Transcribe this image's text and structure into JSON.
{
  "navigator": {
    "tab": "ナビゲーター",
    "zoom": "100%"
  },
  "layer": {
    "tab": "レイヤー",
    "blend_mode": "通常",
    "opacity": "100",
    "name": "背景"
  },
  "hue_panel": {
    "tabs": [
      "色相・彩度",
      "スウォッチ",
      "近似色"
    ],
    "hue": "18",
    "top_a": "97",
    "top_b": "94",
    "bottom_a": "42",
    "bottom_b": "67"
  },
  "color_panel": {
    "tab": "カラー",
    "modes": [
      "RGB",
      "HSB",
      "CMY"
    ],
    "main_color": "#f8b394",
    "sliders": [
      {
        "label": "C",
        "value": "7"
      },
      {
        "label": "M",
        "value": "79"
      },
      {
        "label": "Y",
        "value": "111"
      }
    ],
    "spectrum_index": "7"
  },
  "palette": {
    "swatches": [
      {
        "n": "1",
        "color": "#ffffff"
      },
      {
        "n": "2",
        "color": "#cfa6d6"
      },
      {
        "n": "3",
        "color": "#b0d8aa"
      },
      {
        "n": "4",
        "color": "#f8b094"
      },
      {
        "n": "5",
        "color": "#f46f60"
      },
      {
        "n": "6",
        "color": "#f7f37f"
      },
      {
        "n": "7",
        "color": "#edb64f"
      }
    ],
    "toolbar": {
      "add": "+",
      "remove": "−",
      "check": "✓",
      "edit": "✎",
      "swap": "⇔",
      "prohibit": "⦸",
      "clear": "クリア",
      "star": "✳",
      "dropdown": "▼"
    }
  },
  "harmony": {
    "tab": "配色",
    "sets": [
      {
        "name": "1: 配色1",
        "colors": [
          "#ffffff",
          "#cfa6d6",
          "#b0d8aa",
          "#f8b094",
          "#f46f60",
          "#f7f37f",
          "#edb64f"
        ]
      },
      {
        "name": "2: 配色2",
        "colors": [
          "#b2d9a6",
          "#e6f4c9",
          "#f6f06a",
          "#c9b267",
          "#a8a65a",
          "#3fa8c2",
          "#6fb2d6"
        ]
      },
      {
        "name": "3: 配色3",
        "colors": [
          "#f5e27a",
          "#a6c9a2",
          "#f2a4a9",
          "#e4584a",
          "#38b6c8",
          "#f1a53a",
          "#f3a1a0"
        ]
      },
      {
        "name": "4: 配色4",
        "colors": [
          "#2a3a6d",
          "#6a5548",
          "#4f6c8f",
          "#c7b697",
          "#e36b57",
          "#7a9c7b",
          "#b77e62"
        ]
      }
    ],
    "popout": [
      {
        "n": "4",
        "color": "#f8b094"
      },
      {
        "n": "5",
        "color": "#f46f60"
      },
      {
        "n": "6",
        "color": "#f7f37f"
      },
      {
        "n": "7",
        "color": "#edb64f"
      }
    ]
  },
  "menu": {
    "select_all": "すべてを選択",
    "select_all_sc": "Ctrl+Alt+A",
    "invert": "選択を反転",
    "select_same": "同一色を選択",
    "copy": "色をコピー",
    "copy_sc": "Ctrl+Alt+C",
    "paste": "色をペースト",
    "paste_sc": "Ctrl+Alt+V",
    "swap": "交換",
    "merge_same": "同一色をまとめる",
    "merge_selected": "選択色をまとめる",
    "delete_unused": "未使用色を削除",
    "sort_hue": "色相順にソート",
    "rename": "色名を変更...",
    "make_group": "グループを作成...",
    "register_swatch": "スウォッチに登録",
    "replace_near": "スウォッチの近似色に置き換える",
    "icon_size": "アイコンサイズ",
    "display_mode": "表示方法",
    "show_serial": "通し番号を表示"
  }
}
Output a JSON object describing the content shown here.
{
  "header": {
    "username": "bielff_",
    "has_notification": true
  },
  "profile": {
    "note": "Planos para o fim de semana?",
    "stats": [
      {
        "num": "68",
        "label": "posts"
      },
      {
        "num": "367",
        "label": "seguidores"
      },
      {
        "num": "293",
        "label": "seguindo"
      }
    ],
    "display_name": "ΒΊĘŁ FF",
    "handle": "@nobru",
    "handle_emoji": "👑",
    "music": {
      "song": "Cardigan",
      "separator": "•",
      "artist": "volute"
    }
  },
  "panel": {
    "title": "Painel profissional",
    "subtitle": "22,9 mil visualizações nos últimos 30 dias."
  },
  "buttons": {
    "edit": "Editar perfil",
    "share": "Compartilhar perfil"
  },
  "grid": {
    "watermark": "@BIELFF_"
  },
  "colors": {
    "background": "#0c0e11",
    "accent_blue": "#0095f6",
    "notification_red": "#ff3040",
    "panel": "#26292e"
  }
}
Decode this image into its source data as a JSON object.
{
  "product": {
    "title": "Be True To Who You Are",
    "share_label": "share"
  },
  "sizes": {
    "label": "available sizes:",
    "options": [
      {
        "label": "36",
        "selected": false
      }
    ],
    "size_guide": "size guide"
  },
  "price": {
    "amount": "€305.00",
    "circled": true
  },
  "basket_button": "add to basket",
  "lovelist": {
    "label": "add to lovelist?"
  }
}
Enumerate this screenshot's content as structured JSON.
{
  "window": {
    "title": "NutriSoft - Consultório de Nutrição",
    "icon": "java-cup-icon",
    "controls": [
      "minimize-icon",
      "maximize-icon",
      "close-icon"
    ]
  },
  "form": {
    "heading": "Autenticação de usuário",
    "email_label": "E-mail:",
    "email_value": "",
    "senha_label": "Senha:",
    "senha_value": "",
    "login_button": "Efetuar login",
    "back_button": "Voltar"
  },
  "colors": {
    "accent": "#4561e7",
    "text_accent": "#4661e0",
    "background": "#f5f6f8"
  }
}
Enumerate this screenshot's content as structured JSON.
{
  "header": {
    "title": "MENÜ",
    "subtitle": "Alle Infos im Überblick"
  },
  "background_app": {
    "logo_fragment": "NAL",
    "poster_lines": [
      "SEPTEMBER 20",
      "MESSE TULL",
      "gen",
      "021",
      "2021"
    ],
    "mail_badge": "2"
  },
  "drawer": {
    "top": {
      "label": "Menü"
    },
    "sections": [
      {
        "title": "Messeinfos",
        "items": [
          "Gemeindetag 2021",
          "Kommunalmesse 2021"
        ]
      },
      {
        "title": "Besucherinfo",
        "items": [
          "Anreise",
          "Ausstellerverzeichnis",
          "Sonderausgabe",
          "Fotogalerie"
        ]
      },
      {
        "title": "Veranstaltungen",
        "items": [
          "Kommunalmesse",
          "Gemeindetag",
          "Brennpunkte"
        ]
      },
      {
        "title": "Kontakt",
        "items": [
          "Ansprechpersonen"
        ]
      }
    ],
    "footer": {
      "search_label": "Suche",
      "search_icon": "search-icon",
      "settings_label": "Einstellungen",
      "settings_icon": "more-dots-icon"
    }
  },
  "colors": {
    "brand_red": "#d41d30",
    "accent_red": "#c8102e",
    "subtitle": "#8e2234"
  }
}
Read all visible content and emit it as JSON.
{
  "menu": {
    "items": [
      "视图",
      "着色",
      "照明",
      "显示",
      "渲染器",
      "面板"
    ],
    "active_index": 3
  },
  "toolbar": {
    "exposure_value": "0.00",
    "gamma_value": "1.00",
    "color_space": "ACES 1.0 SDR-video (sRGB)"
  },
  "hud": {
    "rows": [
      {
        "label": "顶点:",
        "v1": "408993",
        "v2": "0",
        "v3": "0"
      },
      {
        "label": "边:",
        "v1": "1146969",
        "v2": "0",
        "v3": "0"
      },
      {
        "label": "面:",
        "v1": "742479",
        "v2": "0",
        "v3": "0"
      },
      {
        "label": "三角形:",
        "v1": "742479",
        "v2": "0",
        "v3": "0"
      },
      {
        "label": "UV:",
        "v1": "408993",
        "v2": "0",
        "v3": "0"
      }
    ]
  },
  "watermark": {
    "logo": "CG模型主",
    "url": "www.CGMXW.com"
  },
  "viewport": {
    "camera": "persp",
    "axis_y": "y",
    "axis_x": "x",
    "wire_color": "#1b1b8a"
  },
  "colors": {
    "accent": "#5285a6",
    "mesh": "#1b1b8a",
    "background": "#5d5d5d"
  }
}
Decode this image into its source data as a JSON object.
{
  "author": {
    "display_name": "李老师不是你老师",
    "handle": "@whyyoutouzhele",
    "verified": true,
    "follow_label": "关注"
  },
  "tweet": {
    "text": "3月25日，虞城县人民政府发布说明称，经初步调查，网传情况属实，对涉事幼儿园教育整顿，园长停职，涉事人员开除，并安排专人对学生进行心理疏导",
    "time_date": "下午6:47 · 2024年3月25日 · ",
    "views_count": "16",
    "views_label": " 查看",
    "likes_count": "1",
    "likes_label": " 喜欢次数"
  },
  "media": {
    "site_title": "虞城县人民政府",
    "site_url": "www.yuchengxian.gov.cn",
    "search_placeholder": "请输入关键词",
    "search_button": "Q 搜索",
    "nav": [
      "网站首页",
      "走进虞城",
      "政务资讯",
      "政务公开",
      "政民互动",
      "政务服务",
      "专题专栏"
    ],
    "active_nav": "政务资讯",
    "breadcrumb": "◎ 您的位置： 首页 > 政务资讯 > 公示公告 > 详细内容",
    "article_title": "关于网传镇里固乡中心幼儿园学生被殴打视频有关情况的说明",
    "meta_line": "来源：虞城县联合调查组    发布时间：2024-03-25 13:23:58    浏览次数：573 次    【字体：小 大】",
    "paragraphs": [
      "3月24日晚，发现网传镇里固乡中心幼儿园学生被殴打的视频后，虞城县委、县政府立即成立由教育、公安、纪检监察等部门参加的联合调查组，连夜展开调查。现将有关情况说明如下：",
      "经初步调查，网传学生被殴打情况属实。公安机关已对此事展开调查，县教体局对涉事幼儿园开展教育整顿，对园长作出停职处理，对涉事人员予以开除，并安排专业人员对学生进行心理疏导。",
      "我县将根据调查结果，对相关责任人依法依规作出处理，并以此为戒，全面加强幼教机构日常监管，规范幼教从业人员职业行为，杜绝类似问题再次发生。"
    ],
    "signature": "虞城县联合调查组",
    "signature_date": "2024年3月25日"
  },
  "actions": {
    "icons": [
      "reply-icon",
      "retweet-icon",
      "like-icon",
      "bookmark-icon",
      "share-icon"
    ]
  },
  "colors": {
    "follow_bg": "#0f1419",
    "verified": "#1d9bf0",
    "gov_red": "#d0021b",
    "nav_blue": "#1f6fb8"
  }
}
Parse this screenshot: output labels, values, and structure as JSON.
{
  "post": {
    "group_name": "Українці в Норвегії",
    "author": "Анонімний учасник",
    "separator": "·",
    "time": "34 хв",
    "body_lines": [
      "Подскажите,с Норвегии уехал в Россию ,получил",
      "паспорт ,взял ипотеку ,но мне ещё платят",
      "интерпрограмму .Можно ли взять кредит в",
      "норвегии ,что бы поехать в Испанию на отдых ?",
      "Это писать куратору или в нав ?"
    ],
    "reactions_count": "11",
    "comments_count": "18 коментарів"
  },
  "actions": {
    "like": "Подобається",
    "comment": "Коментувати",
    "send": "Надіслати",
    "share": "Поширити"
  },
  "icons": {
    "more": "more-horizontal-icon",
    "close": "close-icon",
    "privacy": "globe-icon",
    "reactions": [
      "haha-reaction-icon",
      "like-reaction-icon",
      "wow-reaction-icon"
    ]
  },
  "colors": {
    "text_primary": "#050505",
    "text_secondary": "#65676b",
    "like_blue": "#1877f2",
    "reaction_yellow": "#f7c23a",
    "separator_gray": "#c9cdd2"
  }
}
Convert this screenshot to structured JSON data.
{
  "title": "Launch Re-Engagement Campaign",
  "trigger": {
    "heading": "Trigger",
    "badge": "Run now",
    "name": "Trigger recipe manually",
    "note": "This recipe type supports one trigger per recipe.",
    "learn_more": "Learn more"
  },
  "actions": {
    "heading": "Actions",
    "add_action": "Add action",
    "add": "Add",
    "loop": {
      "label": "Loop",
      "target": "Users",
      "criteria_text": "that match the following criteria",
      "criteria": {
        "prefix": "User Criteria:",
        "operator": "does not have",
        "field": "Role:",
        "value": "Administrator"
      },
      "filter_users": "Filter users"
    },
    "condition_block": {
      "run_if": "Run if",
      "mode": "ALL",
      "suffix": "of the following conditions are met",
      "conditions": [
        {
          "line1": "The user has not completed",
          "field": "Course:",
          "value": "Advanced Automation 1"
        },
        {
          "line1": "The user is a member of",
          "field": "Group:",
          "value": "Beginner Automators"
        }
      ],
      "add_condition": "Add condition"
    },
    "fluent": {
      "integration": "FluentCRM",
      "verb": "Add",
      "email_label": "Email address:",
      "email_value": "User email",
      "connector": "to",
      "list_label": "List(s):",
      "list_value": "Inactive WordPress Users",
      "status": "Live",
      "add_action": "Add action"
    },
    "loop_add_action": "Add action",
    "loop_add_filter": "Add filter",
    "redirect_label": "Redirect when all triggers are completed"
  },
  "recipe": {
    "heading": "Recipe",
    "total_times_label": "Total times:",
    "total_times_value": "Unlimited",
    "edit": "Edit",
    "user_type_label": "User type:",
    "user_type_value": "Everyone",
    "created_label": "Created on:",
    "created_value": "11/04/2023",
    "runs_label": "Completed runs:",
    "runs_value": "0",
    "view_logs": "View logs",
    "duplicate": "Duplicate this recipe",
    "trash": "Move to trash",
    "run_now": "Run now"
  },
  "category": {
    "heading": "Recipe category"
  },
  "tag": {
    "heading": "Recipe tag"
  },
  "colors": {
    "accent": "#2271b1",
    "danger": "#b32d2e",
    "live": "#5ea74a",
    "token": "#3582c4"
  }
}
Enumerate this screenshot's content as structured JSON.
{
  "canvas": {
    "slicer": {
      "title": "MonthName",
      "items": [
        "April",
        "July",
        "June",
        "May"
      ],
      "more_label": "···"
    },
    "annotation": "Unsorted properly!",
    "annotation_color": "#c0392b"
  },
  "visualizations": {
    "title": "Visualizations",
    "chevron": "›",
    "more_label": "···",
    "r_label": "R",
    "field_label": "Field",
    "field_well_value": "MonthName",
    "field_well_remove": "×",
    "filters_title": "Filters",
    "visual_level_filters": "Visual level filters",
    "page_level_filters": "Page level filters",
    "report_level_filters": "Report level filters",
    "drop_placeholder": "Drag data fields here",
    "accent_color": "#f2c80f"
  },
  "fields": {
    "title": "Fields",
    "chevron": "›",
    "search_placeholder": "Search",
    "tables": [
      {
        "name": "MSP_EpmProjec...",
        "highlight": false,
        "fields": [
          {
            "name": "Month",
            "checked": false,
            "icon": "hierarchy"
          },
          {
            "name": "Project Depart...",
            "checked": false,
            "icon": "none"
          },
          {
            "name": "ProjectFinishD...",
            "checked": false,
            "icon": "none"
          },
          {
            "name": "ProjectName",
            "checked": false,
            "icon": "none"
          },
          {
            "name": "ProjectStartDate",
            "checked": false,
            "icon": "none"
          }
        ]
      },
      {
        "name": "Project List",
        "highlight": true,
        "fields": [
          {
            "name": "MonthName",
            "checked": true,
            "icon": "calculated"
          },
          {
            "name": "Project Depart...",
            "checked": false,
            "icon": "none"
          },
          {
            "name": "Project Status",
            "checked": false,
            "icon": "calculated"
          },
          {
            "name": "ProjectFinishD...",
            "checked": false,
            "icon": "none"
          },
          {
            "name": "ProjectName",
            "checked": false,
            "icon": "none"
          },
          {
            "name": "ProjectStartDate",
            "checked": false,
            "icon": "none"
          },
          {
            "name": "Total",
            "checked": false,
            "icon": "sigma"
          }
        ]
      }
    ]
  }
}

◆ ◆ ◆ ◆ ◆

§ Work instructions
Select and copy every line from the records that includes the word "subtitle".

§ Completed task
    "subtitle": "22,9 mil visualizações nos últimos 30 dias."
    "subtitle": "Alle Infos im Überblick"
    "subtitle": "#8e2234"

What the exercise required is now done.